**Dataset records**
— Begin —

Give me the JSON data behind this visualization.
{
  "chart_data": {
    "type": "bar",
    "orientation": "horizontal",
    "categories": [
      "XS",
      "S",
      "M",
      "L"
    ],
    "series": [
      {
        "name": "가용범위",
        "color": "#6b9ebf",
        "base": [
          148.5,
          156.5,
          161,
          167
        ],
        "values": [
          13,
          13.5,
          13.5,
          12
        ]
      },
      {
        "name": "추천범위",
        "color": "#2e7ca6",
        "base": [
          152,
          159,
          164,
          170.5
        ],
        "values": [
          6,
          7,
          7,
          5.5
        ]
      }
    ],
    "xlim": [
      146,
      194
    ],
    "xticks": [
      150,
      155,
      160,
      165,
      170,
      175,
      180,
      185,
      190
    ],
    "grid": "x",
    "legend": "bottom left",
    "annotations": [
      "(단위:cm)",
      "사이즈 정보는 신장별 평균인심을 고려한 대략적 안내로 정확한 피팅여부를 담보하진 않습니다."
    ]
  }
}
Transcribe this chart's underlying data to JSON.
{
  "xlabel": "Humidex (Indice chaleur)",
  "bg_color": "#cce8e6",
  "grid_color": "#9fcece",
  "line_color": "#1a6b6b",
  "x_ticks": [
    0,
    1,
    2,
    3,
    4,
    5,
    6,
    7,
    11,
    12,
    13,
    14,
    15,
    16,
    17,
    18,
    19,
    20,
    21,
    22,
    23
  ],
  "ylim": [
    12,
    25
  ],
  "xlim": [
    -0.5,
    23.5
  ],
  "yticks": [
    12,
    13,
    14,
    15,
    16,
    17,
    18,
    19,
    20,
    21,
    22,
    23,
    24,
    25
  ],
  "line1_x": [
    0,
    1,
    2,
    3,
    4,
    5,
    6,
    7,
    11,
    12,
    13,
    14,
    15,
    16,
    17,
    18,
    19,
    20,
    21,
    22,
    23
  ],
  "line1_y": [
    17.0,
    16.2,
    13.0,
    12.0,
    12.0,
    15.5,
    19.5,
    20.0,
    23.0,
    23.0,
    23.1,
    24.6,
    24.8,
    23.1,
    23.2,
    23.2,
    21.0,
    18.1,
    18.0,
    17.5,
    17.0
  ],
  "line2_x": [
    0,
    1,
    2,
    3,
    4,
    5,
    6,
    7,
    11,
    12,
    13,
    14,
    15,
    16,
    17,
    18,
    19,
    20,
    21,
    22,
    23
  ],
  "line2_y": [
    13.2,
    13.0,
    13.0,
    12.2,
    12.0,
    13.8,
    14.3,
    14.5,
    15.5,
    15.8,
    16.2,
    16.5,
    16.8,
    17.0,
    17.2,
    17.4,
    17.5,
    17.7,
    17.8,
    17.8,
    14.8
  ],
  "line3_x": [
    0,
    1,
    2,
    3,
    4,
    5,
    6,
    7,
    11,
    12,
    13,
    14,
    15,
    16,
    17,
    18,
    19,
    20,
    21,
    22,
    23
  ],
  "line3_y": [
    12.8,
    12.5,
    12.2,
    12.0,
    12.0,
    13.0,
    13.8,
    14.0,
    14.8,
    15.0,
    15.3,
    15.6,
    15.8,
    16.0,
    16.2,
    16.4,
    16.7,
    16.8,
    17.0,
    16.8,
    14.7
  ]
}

— End —

**Exercise objective**
Using the entries above, please restate each one word for word.

**Exercise output**
Give me the JSON data behind this visualization.
{
  "chart_data": {
    "type": "bar",
    "orientation": "horizontal",
    "categories": [
      "XS",
      "S",
      "M",
      "L"
    ],
    "series": [
      {
        "name": "가용범위",
        "color": "#6b9ebf",
        "base": [
          148.5,
          156.5,
          161,
          167
        ],
        "values": [
          13,
          13.5,
          13.5,
          12
        ]
      },
      {
        "name": "추천범위",
        "color": "#2e7ca6",
        "base": [
          152,
          159,
          164,
          170.5
        ],
        "values": [
          6,
          7,
          7,
          5.5
        ]
      }
    ],
    "xlim": [
      146,
      194
    ],
    "xticks": [
      150,
      155,
      160,
      165,
      170,
      175,
      180,
      185,
      190
    ],
    "grid": "x",
    "legend": "bottom left",
    "annotations": [
      "(단위:cm)",
      "사이즈 정보는 신장별 평균인심을 고려한 대략적 안내로 정확한 피팅여부를 담보하진 않습니다."
    ]
  }
}
Transcribe this chart's underlying data to JSON.
{
  "xlabel": "Humidex (Indice chaleur)",
  "bg_color": "#cce8e6",
  "grid_color": "#9fcece",
  "line_color": "#1a6b6b",
  "x_ticks": [
    0,
    1,
    2,
    3,
    4,
    5,
    6,
    7,
    11,
    12,
    13,
    14,
    15,
    16,
    17,
    18,
    19,
    20,
    21,
    22,
    23
  ],
  "ylim": [
    12,
    25
  ],
  "xlim": [
    -0.5,
    23.5
  ],
  "yticks": [
    12,
    13,
    14,
    15,
    16,
    17,
    18,
    19,
    20,
    21,
    22,
    23,
    24,
    25
  ],
  "line1_x": [
    0,
    1,
    2,
    3,
    4,
    5,
    6,
    7,
    11,
    12,
    13,
    14,
    15,
    16,
    17,
    18,
    19,
    20,
    21,
    22,
    23
  ],
  "line1_y": [
    17.0,
    16.2,
    13.0,
    12.0,
    12.0,
    15.5,
    19.5,
    20.0,
    23.0,
    23.0,
    23.1,
    24.6,
    24.8,
    23.1,
    23.2,
    23.2,
    21.0,
    18.1,
    18.0,
    17.5,
    17.0
  ],
  "line2_x": [
    0,
    1,
    2,
    3,
    4,
    5,
    6,
    7,
    11,
    12,
    13,
    14,
    15,
    16,
    17,
    18,
    19,
    20,
    21,
    22,
    23
  ],
  "line2_y": [
    13.2,
    13.0,
    13.0,
    12.2,
    12.0,
    13.8,
    14.3,
    14.5,
    15.5,
    15.8,
    16.2,
    16.5,
    16.8,
    17.0,
    17.2,
    17.4,
    17.5,
    17.7,
    17.8,
    17.8,
    14.8
  ],
  "line3_x": [
    0,
    1,
    2,
    3,
    4,
    5,
    6,
    7,
    11,
    12,
    13,
    14,
    15,
    16,
    17,
    18,
    19,
    20,
    21,
    22,
    23
  ],
  "line3_y": [
    12.8,
    12.5,
    12.2,
    12.0,
    12.0,
    13.0,
    13.8,
    14.0,
    14.8,
    15.0,
    15.3,
    15.6,
    15.8,
    16.0,
    16.2,
    16.4,
    16.7,
    16.8,
    17.0,
    16.8,
    14.7
  ]
}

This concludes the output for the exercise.